» **Data provided**
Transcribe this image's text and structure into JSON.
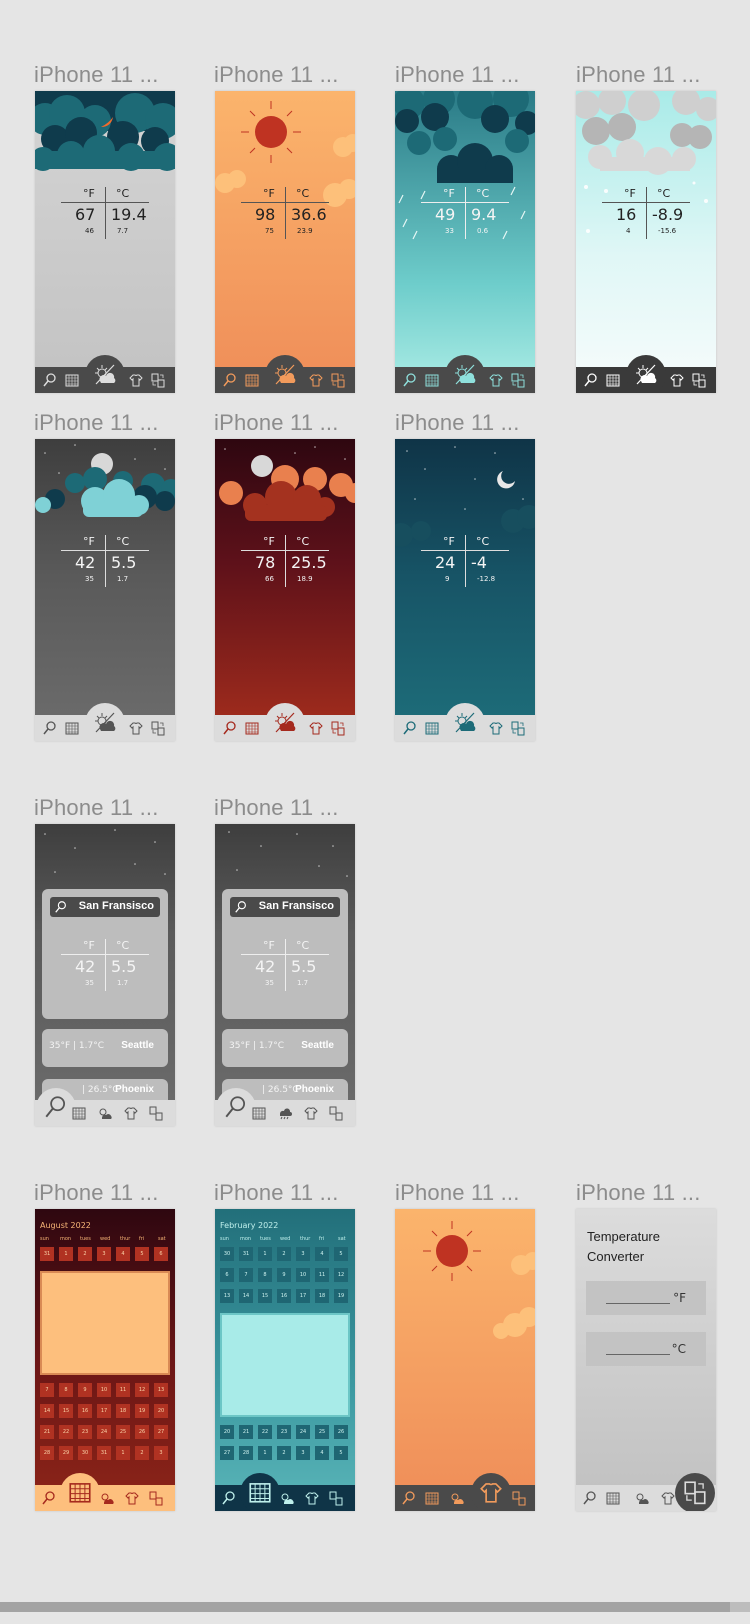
{
  "frame_label": "iPhone 11 ...",
  "colors": {
    "canvas": "#e5e5e5",
    "label": "#8c8c8c",
    "nav_dark": "#4a4a4a",
    "nav_light": "#dcdcdc"
  },
  "units": {
    "f": "°F",
    "c": "°C"
  },
  "weather_screens": [
    {
      "f": "67",
      "c": "19.4",
      "f_low": "46",
      "c_low": "7.7"
    },
    {
      "f": "98",
      "c": "36.6",
      "f_low": "75",
      "c_low": "23.9"
    },
    {
      "f": "49",
      "c": "9.4",
      "f_low": "33",
      "c_low": "0.6"
    },
    {
      "f": "16",
      "c": "-8.9",
      "f_low": "4",
      "c_low": "-15.6"
    },
    {
      "f": "42",
      "c": "5.5",
      "f_low": "35",
      "c_low": "1.7"
    },
    {
      "f": "78",
      "c": "25.5",
      "f_low": "66",
      "c_low": "18.9"
    },
    {
      "f": "24",
      "c": "-4",
      "f_low": "9",
      "c_low": "-12.8"
    }
  ],
  "search_screens": [
    {
      "city": "San Fransisco",
      "f": "42",
      "c": "5.5",
      "f_low": "35",
      "c_low": "1.7",
      "rows": [
        {
          "temp": "35°F | 1.7°C",
          "city": "Seattle"
        },
        {
          "temp": "| 26.5°C",
          "city": "Phoenix"
        }
      ]
    },
    {
      "city": "San Fransisco",
      "f": "42",
      "c": "5.5",
      "f_low": "35",
      "c_low": "1.7",
      "rows": [
        {
          "temp": "35°F | 1.7°C",
          "city": "Seattle"
        },
        {
          "temp": "| 26.5°C",
          "city": "Phoenix"
        }
      ]
    }
  ],
  "calendar_aug": {
    "title": "August 2022",
    "days": [
      "sun",
      "mon",
      "tues",
      "wed",
      "thur",
      "fri",
      "sat"
    ],
    "weeks_top": [
      [
        "31",
        "1",
        "2",
        "3",
        "4",
        "5",
        "6"
      ]
    ],
    "weeks_bottom": [
      [
        "7",
        "8",
        "9",
        "10",
        "11",
        "12",
        "13"
      ],
      [
        "14",
        "15",
        "16",
        "17",
        "18",
        "19",
        "20"
      ],
      [
        "21",
        "22",
        "23",
        "24",
        "25",
        "26",
        "27"
      ],
      [
        "28",
        "29",
        "30",
        "31",
        "1",
        "2",
        "3"
      ]
    ]
  },
  "calendar_feb": {
    "title": "February 2022",
    "days": [
      "sun",
      "mon",
      "tues",
      "wed",
      "thur",
      "fri",
      "sat"
    ],
    "weeks_top": [
      [
        "30",
        "31",
        "1",
        "2",
        "3",
        "4",
        "5"
      ],
      [
        "6",
        "7",
        "8",
        "9",
        "10",
        "11",
        "12"
      ],
      [
        "13",
        "14",
        "15",
        "16",
        "17",
        "18",
        "19"
      ]
    ],
    "weeks_bottom": [
      [
        "20",
        "21",
        "22",
        "23",
        "24",
        "25",
        "26"
      ],
      [
        "27",
        "28",
        "1",
        "2",
        "3",
        "4",
        "5"
      ]
    ]
  },
  "converter": {
    "title": "Temperature Converter",
    "f_unit": "°F",
    "c_unit": "°C"
  }
}
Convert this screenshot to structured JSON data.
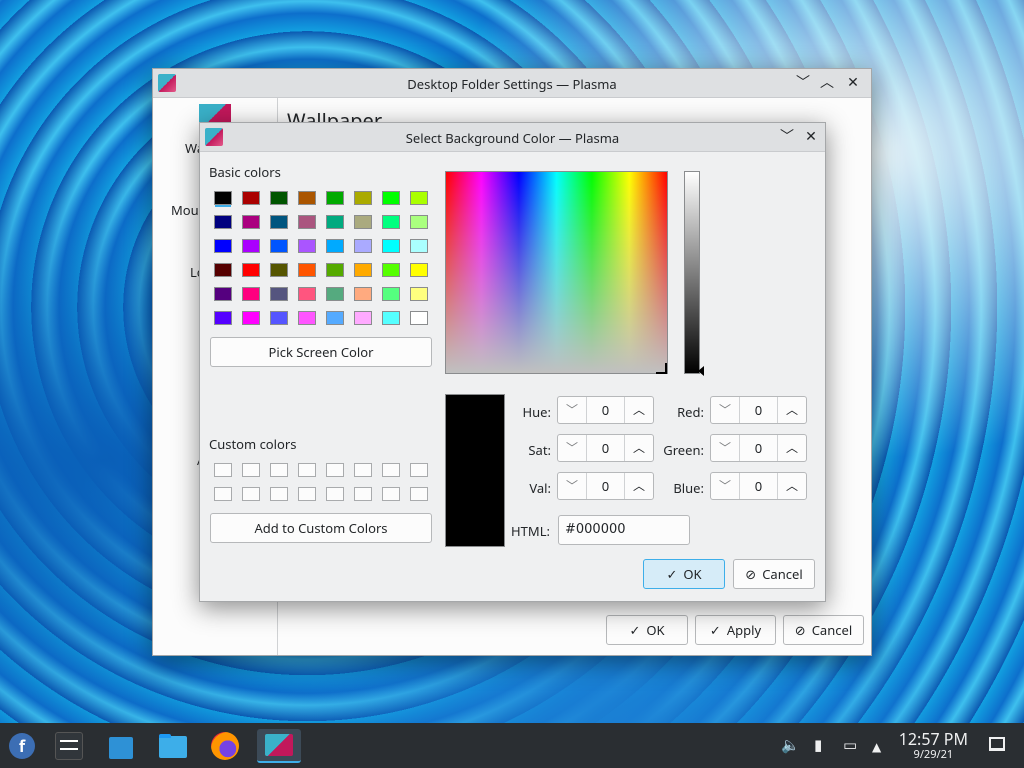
{
  "background_window": {
    "title": "Desktop Folder Settings — Plasma",
    "heading": "Wallpaper",
    "sidebar_items": [
      "Wa",
      "Mous",
      "Lo",
      "A"
    ],
    "buttons": {
      "ok": "OK",
      "apply": "Apply",
      "cancel": "Cancel"
    }
  },
  "dialog": {
    "title": "Select Background Color — Plasma",
    "basic_colors_label": "Basic colors",
    "basic_colors": [
      "#000000",
      "#aa0000",
      "#005500",
      "#aa5500",
      "#00aa00",
      "#aaaa00",
      "#00ff00",
      "#aaff00",
      "#00007f",
      "#aa007f",
      "#00557f",
      "#aa557f",
      "#00aa7f",
      "#aaaa7f",
      "#00ff7f",
      "#aaff7f",
      "#0000ff",
      "#aa00ff",
      "#0055ff",
      "#aa55ff",
      "#00aaff",
      "#aaaaff",
      "#00ffff",
      "#aaffff",
      "#550000",
      "#ff0000",
      "#555500",
      "#ff5500",
      "#55aa00",
      "#ffaa00",
      "#55ff00",
      "#ffff00",
      "#55007f",
      "#ff007f",
      "#55557f",
      "#ff557f",
      "#55aa7f",
      "#ffaa7f",
      "#55ff7f",
      "#ffff7f",
      "#5500ff",
      "#ff00ff",
      "#5555ff",
      "#ff55ff",
      "#55aaff",
      "#ffaaff",
      "#55ffff",
      "#ffffff"
    ],
    "pick_screen_color": "Pick Screen Color",
    "custom_colors_label": "Custom colors",
    "add_to_custom": "Add to Custom Colors",
    "fields": {
      "hue": {
        "label": "Hue:",
        "value": "0"
      },
      "sat": {
        "label": "Sat:",
        "value": "0"
      },
      "val": {
        "label": "Val:",
        "value": "0"
      },
      "red": {
        "label": "Red:",
        "value": "0"
      },
      "green": {
        "label": "Green:",
        "value": "0"
      },
      "blue": {
        "label": "Blue:",
        "value": "0"
      }
    },
    "html_label": "HTML:",
    "html_value": "#000000",
    "ok": "OK",
    "cancel": "Cancel"
  },
  "taskbar": {
    "time": "12:57 PM",
    "date": "9/29/21"
  },
  "colors": {
    "accent": "#3daee9",
    "window_bg": "#eff0f1",
    "taskbar_bg": "#2a2e32"
  }
}
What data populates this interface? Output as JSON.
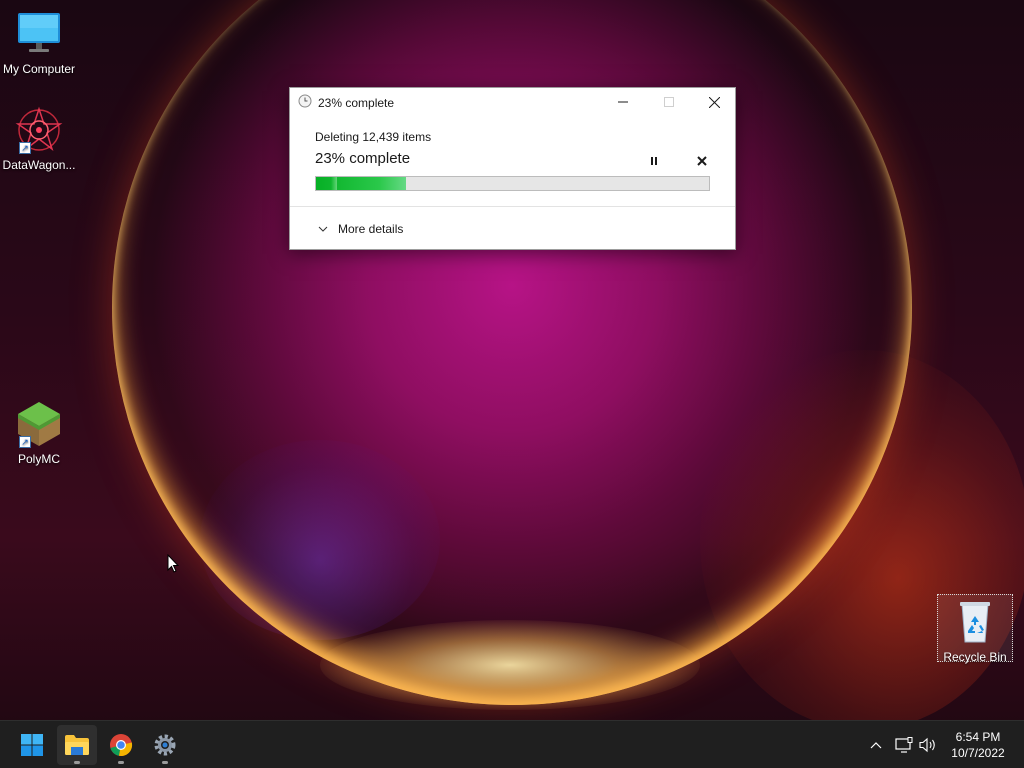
{
  "desktop": {
    "icons": [
      {
        "name": "My Computer",
        "icon": "monitor-icon"
      },
      {
        "name": "DataWagon...",
        "icon": "datawagon-icon"
      },
      {
        "name": "PolyMC",
        "icon": "polymc-icon"
      },
      {
        "name": "Recycle Bin",
        "icon": "recycle-bin-icon"
      }
    ]
  },
  "dialog": {
    "title": "23% complete",
    "operation": "Deleting 12,439 items",
    "percent_text": "23% complete",
    "progress": 0.23,
    "more_details": "More details",
    "progress_color": "#06b025"
  },
  "taskbar": {
    "apps": [
      {
        "name": "Start",
        "icon": "windows-start-icon"
      },
      {
        "name": "File Explorer",
        "icon": "folder-icon",
        "active": true
      },
      {
        "name": "Google Chrome",
        "icon": "chrome-icon",
        "running": true
      },
      {
        "name": "Settings",
        "icon": "gear-icon",
        "running": true
      }
    ],
    "tray": [
      "chevron-up-icon",
      "network-icon",
      "volume-icon"
    ],
    "time": "6:54 PM",
    "date": "10/7/2022"
  }
}
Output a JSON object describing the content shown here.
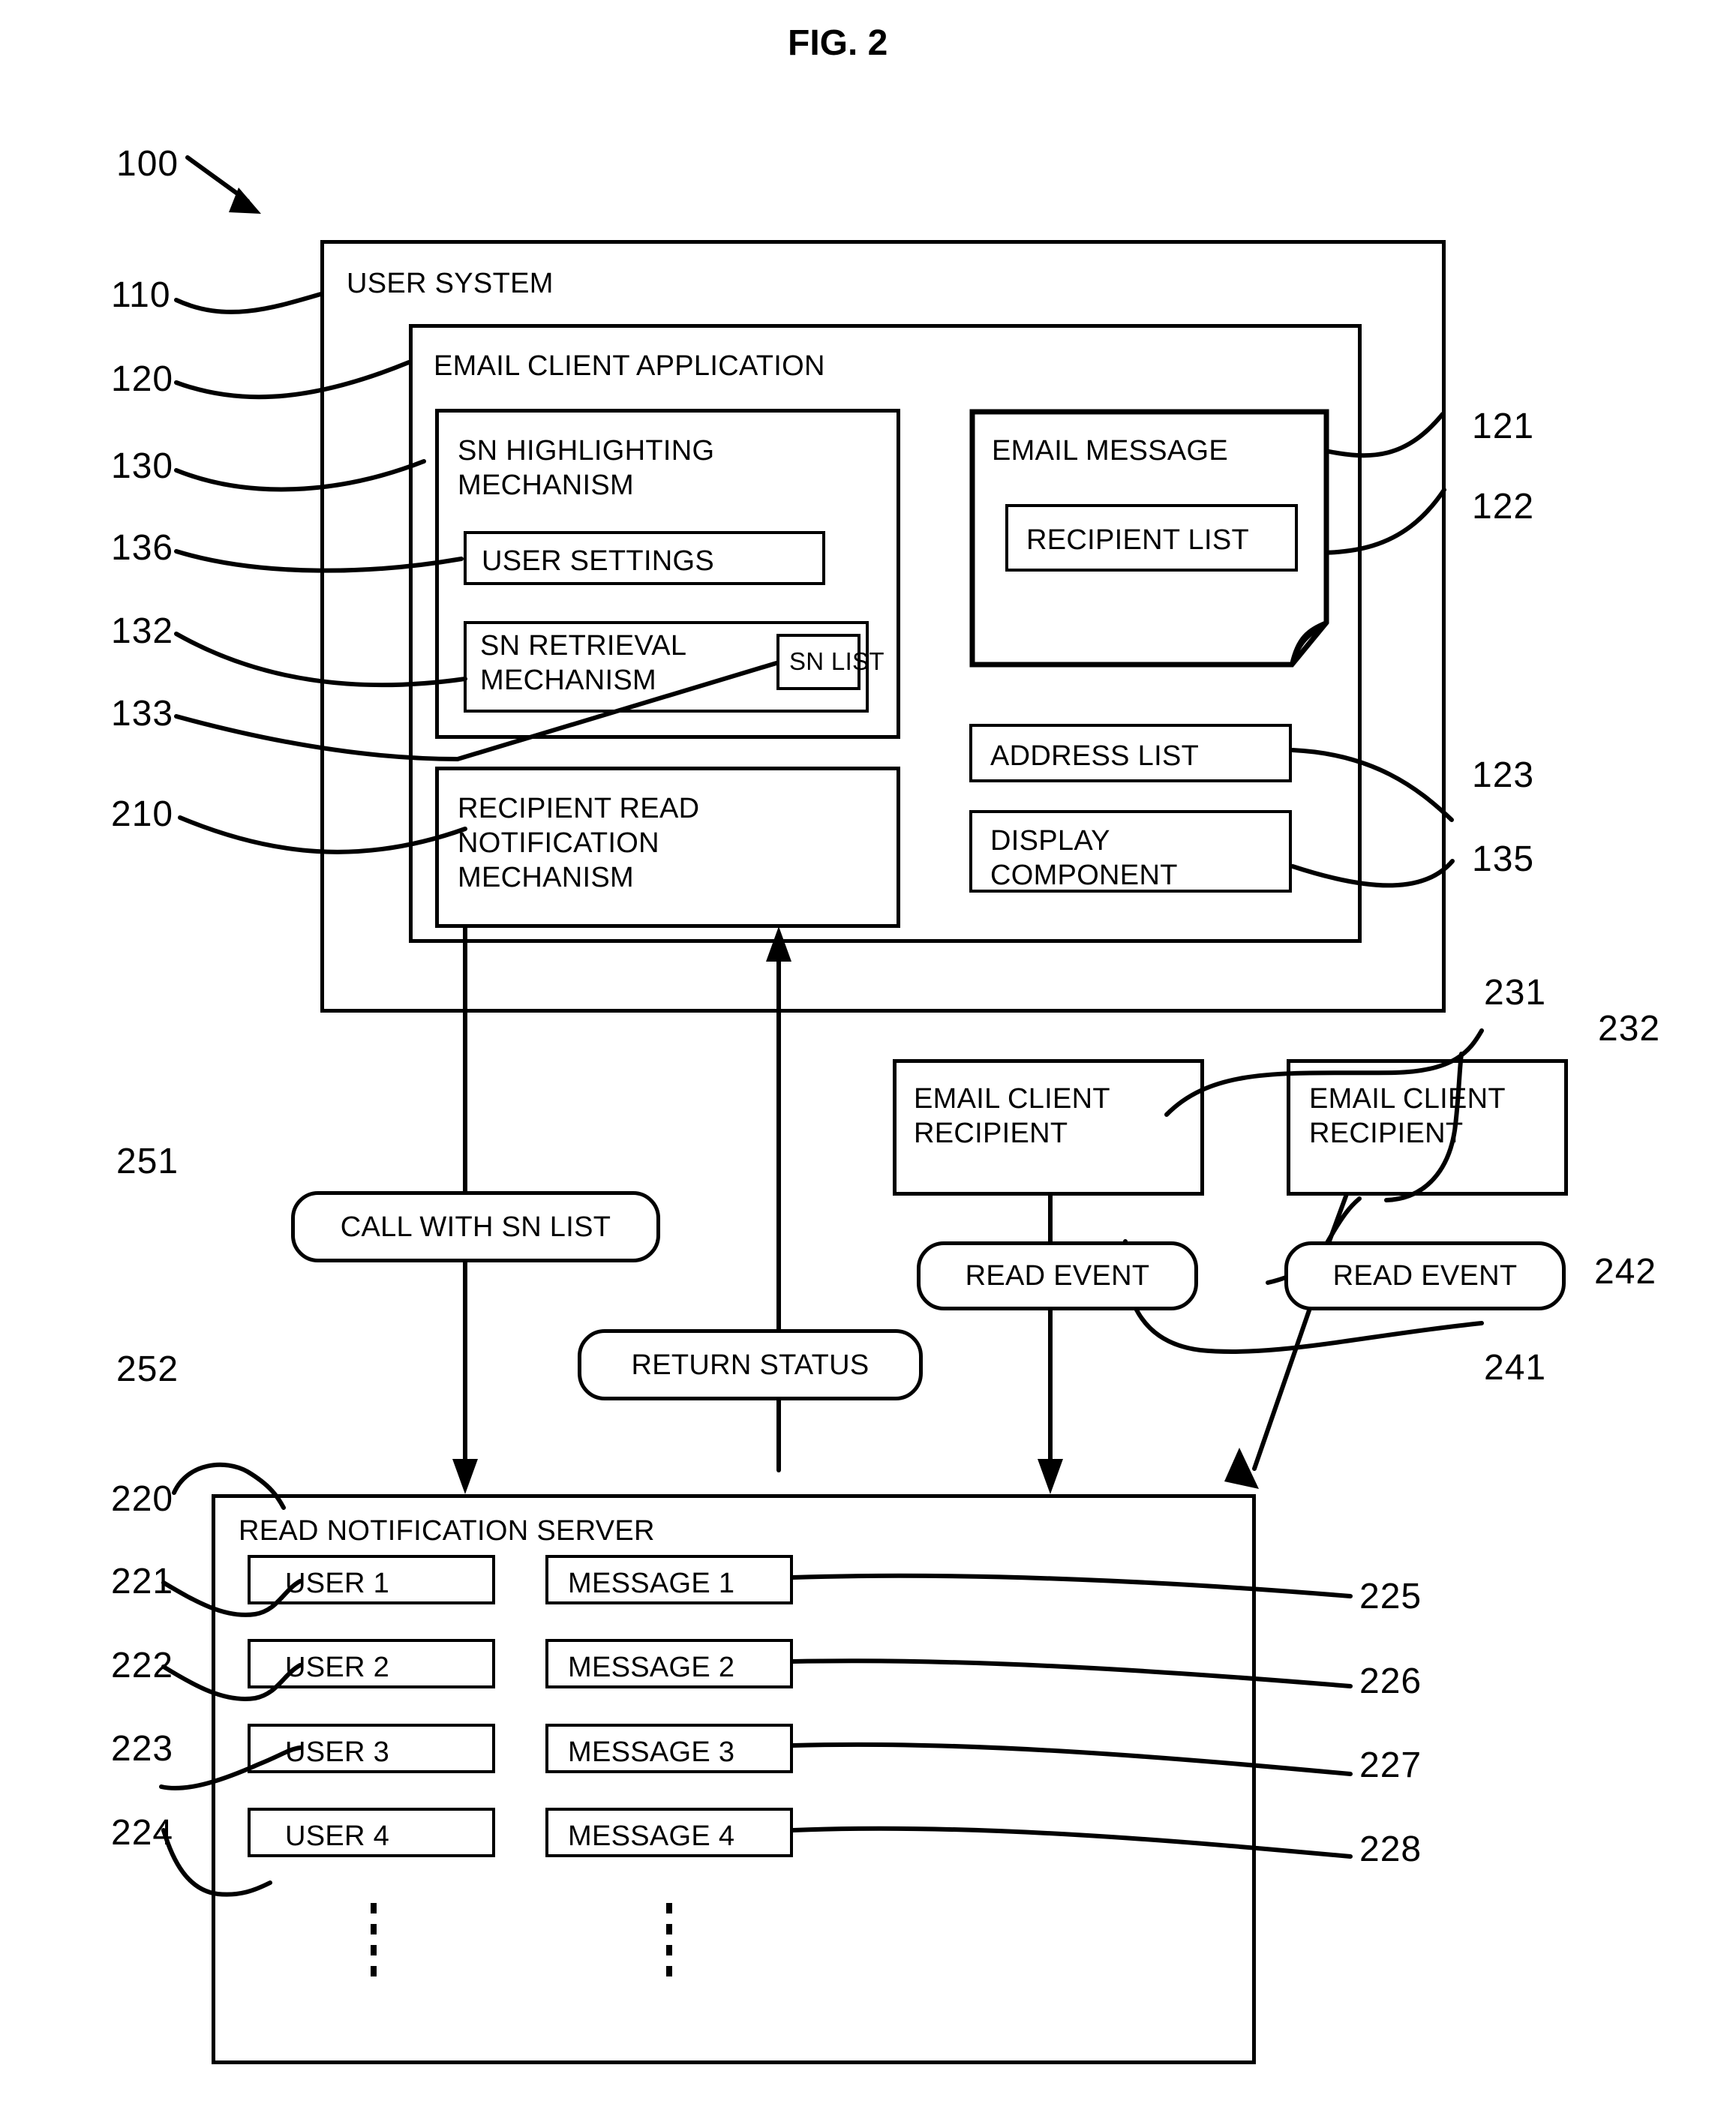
{
  "figure": {
    "title": "FIG. 2",
    "system_ref": "100"
  },
  "boxes": {
    "user_system": {
      "label": "USER SYSTEM",
      "ref": "110"
    },
    "email_client_application": {
      "label": "EMAIL CLIENT APPLICATION",
      "ref": "120"
    },
    "sn_highlighting_mechanism": {
      "label": "SN HIGHLIGHTING\nMECHANISM",
      "ref": "130"
    },
    "user_settings": {
      "label": "USER SETTINGS",
      "ref": "136"
    },
    "sn_retrieval_mechanism": {
      "label": "SN RETRIEVAL\nMECHANISM",
      "ref": "132"
    },
    "sn_list": {
      "label": "SN LIST",
      "ref": "133"
    },
    "recipient_read_notification_mechanism": {
      "label": "RECIPIENT READ\nNOTIFICATION\nMECHANISM",
      "ref": "210"
    },
    "email_message": {
      "label": "EMAIL MESSAGE",
      "ref": "121"
    },
    "recipient_list": {
      "label": "RECIPIENT LIST",
      "ref": "122"
    },
    "address_list": {
      "label": "ADDRESS LIST",
      "ref": "123"
    },
    "display_component": {
      "label": "DISPLAY\nCOMPONENT",
      "ref": "135"
    },
    "email_client_recipient_1": {
      "label": "EMAIL CLIENT\nRECIPIENT",
      "ref": "231"
    },
    "email_client_recipient_2": {
      "label": "EMAIL CLIENT\nRECIPIENT",
      "ref": "232"
    },
    "read_event_1": {
      "label": "READ EVENT",
      "ref": "241"
    },
    "read_event_2": {
      "label": "READ EVENT",
      "ref": "242"
    },
    "call_with_sn_list": {
      "label": "CALL WITH SN LIST",
      "ref": "251"
    },
    "return_status": {
      "label": "RETURN STATUS",
      "ref": "252"
    },
    "read_notification_server": {
      "label": "READ NOTIFICATION SERVER",
      "ref": "220"
    }
  },
  "server_records": {
    "users": [
      {
        "label": "USER 1",
        "ref": "221"
      },
      {
        "label": "USER 2",
        "ref": "222"
      },
      {
        "label": "USER 3",
        "ref": "223"
      },
      {
        "label": "USER 4",
        "ref": "224"
      }
    ],
    "messages": [
      {
        "label": "MESSAGE 1",
        "ref": "225"
      },
      {
        "label": "MESSAGE 2",
        "ref": "226"
      },
      {
        "label": "MESSAGE 3",
        "ref": "227"
      },
      {
        "label": "MESSAGE 4",
        "ref": "228"
      }
    ],
    "continuation_marker": "⋮"
  },
  "colors": {
    "line": "#000000",
    "background": "#ffffff"
  }
}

» **Task**
Go through the records. Copy each line where "complete" appears.

» **Solution**
    "title": "23% complete",
    "percent_text": "23% complete",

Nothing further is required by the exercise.